_OBJECTIVE_: Go through the entries one line at a time, and gather every line that has the word "上海市城市建设设计研究总院".

_Saved entries_:
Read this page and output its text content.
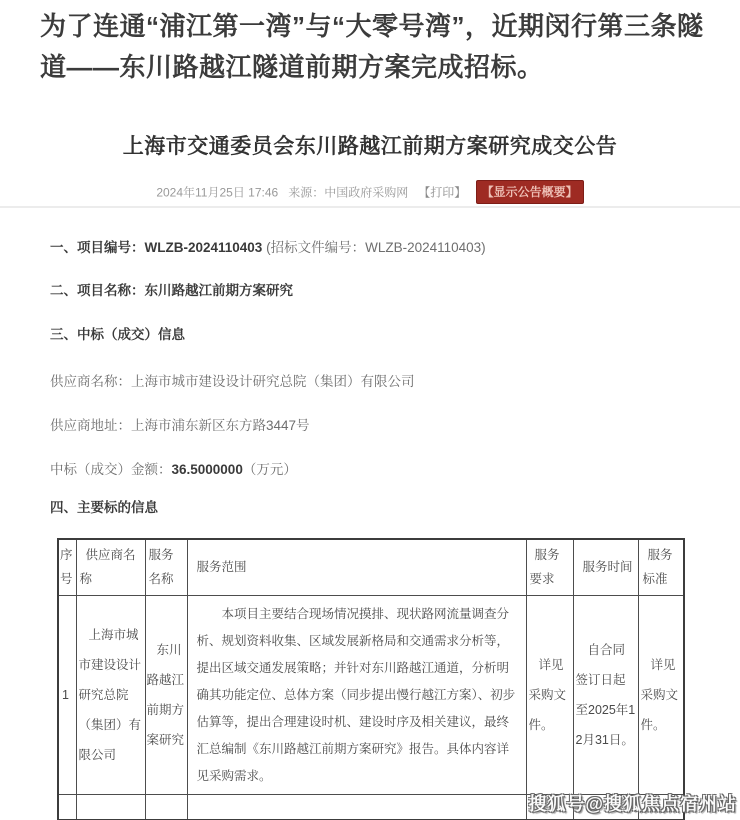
为了连通“浦江第一湾”与“大零号湾”，近期闵行第三条隧道——东川路越江隧道前期方案完成招标。
上海市交通委员会东川路越江前期方案研究成交公告
2024年11月25日 17:46 来源：中国政府采购网 【打印】 【显示公告概要】
一、项目编号：WLZB-2024110403 (招标文件编号：WLZB-2024110403)
二、项目名称：东川路越江前期方案研究
三、中标（成交）信息
供应商名称：上海市城市建设设计研究总院（集团）有限公司
供应商地址：上海市浦东新区东方路3447号
中标（成交）金额：36.5000000（万元）
四、主要标的信息
序号	供应商名称	服务名称	服务范围	服务要求	服务时间	服务标准
1	上海市城市建设设计研究总院（集团）有限公司	东川路越江前期方案研究	本项目主要结合现场情况摸排、现状路网流量调查分析、规划资料收集、区域发展新格局和交通需求分析等，提出区域交通发展策略；并针对东川路越江通道，分析明确其功能定位、总体方案（同步提出慢行越江方案）、初步估算等，提出合理建设时机、建设时序及相关建议，最终汇总编制《东川路越江前期方案研究》报告。具体内容详见采购需求。	详见采购文件。	自合同签订日起至2025年12月31日。	详见采购文件。

搜狐号@搜狐焦点宿州站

_WRITTEN ANSWER_:
供应商名称：上海市城市建设设计研究总院（集团）有限公司
1	上海市城市建设设计研究总院（集团）有限公司	东川路越江前期方案研究	本项目主要结合现场情况摸排、现状路网流量调查分析、规划资料收集、区域发展新格局和交通需求分析等，提出区域交通发展策略；并针对东川路越江通道，分析明确其功能定位、总体方案（同步提出慢行越江方案）、初步估算等，提出合理建设时机、建设时序及相关建议，最终汇总编制《东川路越江前期方案研究》报告。具体内容详见采购需求。	详见采购文件。	自合同签订日起至2025年12月31日。	详见采购文件。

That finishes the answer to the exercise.